- WORK TO BE COMPLETED
Output every record below exactly as it appears.

start PROVIDED RECORDS

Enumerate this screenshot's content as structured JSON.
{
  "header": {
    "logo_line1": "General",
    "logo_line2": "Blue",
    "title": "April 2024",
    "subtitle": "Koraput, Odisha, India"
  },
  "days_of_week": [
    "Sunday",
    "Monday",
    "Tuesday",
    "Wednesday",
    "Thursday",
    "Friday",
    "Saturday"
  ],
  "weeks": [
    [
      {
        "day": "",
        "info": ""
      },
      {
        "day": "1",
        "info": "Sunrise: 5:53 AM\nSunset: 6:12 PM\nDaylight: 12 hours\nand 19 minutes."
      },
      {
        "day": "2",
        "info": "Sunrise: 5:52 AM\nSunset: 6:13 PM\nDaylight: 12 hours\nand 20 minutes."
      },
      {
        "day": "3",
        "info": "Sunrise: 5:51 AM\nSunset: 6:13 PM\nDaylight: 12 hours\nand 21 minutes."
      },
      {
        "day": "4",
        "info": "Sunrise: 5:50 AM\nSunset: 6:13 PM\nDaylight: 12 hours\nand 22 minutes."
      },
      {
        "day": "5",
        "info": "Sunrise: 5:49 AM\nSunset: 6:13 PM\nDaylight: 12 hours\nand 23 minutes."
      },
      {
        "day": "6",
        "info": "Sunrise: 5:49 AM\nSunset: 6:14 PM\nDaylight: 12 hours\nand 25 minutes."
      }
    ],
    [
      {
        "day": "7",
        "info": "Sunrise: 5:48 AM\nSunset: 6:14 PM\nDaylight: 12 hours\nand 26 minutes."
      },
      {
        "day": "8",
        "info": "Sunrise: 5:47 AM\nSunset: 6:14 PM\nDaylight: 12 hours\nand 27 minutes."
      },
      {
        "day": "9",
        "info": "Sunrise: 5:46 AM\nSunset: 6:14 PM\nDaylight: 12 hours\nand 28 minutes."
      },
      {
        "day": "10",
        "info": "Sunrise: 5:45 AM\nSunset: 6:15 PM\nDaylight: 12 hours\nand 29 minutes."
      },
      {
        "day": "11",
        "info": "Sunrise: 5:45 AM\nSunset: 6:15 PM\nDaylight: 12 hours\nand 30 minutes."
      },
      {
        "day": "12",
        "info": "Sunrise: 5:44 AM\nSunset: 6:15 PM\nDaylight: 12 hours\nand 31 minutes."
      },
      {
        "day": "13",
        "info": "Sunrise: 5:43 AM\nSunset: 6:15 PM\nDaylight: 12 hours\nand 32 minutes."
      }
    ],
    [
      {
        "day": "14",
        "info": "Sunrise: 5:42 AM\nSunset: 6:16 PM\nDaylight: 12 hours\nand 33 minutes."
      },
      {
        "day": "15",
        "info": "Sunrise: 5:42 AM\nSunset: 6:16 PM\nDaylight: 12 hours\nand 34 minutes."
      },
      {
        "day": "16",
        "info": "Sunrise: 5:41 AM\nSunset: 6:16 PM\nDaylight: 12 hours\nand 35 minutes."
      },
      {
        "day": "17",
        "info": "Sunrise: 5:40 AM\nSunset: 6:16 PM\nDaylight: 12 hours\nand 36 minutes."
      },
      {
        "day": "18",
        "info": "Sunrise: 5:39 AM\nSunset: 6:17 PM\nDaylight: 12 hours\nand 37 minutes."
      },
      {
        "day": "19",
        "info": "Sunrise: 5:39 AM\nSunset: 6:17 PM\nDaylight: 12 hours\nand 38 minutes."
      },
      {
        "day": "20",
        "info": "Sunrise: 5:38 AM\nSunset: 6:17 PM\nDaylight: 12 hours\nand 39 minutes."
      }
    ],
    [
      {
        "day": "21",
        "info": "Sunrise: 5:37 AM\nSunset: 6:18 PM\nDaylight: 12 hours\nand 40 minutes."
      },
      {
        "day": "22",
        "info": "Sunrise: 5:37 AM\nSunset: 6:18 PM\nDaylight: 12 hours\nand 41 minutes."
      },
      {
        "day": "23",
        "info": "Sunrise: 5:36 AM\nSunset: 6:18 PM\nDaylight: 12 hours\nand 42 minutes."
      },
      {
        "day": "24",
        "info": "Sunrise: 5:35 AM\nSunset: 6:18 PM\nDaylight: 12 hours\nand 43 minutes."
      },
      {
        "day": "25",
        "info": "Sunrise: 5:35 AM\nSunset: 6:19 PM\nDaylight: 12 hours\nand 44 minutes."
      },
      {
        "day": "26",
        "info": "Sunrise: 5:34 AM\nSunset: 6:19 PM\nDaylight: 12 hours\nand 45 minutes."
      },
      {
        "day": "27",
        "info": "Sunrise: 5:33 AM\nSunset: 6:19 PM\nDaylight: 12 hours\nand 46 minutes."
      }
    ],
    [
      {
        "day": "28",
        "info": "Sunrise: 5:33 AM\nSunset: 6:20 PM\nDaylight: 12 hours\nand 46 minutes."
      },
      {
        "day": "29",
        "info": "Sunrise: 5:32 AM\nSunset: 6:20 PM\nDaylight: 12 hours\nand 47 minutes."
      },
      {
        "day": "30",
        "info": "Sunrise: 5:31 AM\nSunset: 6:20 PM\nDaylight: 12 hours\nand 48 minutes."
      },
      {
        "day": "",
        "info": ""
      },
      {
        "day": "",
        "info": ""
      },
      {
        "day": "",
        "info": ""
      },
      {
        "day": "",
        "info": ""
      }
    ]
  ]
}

end PROVIDED RECORDS

- SOLUTION TO THIS PROBLEM
Enumerate this screenshot's content as structured JSON.
{
  "header": {
    "logo_line1": "General",
    "logo_line2": "Blue",
    "title": "April 2024",
    "subtitle": "Koraput, Odisha, India"
  },
  "days_of_week": [
    "Sunday",
    "Monday",
    "Tuesday",
    "Wednesday",
    "Thursday",
    "Friday",
    "Saturday"
  ],
  "weeks": [
    [
      {
        "day": "",
        "info": ""
      },
      {
        "day": "1",
        "info": "Sunrise: 5:53 AM\nSunset: 6:12 PM\nDaylight: 12 hours\nand 19 minutes."
      },
      {
        "day": "2",
        "info": "Sunrise: 5:52 AM\nSunset: 6:13 PM\nDaylight: 12 hours\nand 20 minutes."
      },
      {
        "day": "3",
        "info": "Sunrise: 5:51 AM\nSunset: 6:13 PM\nDaylight: 12 hours\nand 21 minutes."
      },
      {
        "day": "4",
        "info": "Sunrise: 5:50 AM\nSunset: 6:13 PM\nDaylight: 12 hours\nand 22 minutes."
      },
      {
        "day": "5",
        "info": "Sunrise: 5:49 AM\nSunset: 6:13 PM\nDaylight: 12 hours\nand 23 minutes."
      },
      {
        "day": "6",
        "info": "Sunrise: 5:49 AM\nSunset: 6:14 PM\nDaylight: 12 hours\nand 25 minutes."
      }
    ],
    [
      {
        "day": "7",
        "info": "Sunrise: 5:48 AM\nSunset: 6:14 PM\nDaylight: 12 hours\nand 26 minutes."
      },
      {
        "day": "8",
        "info": "Sunrise: 5:47 AM\nSunset: 6:14 PM\nDaylight: 12 hours\nand 27 minutes."
      },
      {
        "day": "9",
        "info": "Sunrise: 5:46 AM\nSunset: 6:14 PM\nDaylight: 12 hours\nand 28 minutes."
      },
      {
        "day": "10",
        "info": "Sunrise: 5:45 AM\nSunset: 6:15 PM\nDaylight: 12 hours\nand 29 minutes."
      },
      {
        "day": "11",
        "info": "Sunrise: 5:45 AM\nSunset: 6:15 PM\nDaylight: 12 hours\nand 30 minutes."
      },
      {
        "day": "12",
        "info": "Sunrise: 5:44 AM\nSunset: 6:15 PM\nDaylight: 12 hours\nand 31 minutes."
      },
      {
        "day": "13",
        "info": "Sunrise: 5:43 AM\nSunset: 6:15 PM\nDaylight: 12 hours\nand 32 minutes."
      }
    ],
    [
      {
        "day": "14",
        "info": "Sunrise: 5:42 AM\nSunset: 6:16 PM\nDaylight: 12 hours\nand 33 minutes."
      },
      {
        "day": "15",
        "info": "Sunrise: 5:42 AM\nSunset: 6:16 PM\nDaylight: 12 hours\nand 34 minutes."
      },
      {
        "day": "16",
        "info": "Sunrise: 5:41 AM\nSunset: 6:16 PM\nDaylight: 12 hours\nand 35 minutes."
      },
      {
        "day": "17",
        "info": "Sunrise: 5:40 AM\nSunset: 6:16 PM\nDaylight: 12 hours\nand 36 minutes."
      },
      {
        "day": "18",
        "info": "Sunrise: 5:39 AM\nSunset: 6:17 PM\nDaylight: 12 hours\nand 37 minutes."
      },
      {
        "day": "19",
        "info": "Sunrise: 5:39 AM\nSunset: 6:17 PM\nDaylight: 12 hours\nand 38 minutes."
      },
      {
        "day": "20",
        "info": "Sunrise: 5:38 AM\nSunset: 6:17 PM\nDaylight: 12 hours\nand 39 minutes."
      }
    ],
    [
      {
        "day": "21",
        "info": "Sunrise: 5:37 AM\nSunset: 6:18 PM\nDaylight: 12 hours\nand 40 minutes."
      },
      {
        "day": "22",
        "info": "Sunrise: 5:37 AM\nSunset: 6:18 PM\nDaylight: 12 hours\nand 41 minutes."
      },
      {
        "day": "23",
        "info": "Sunrise: 5:36 AM\nSunset: 6:18 PM\nDaylight: 12 hours\nand 42 minutes."
      },
      {
        "day": "24",
        "info": "Sunrise: 5:35 AM\nSunset: 6:18 PM\nDaylight: 12 hours\nand 43 minutes."
      },
      {
        "day": "25",
        "info": "Sunrise: 5:35 AM\nSunset: 6:19 PM\nDaylight: 12 hours\nand 44 minutes."
      },
      {
        "day": "26",
        "info": "Sunrise: 5:34 AM\nSunset: 6:19 PM\nDaylight: 12 hours\nand 45 minutes."
      },
      {
        "day": "27",
        "info": "Sunrise: 5:33 AM\nSunset: 6:19 PM\nDaylight: 12 hours\nand 46 minutes."
      }
    ],
    [
      {
        "day": "28",
        "info": "Sunrise: 5:33 AM\nSunset: 6:20 PM\nDaylight: 12 hours\nand 46 minutes."
      },
      {
        "day": "29",
        "info": "Sunrise: 5:32 AM\nSunset: 6:20 PM\nDaylight: 12 hours\nand 47 minutes."
      },
      {
        "day": "30",
        "info": "Sunrise: 5:31 AM\nSunset: 6:20 PM\nDaylight: 12 hours\nand 48 minutes."
      },
      {
        "day": "",
        "info": ""
      },
      {
        "day": "",
        "info": ""
      },
      {
        "day": "",
        "info": ""
      },
      {
        "day": "",
        "info": ""
      }
    ]
  ]
}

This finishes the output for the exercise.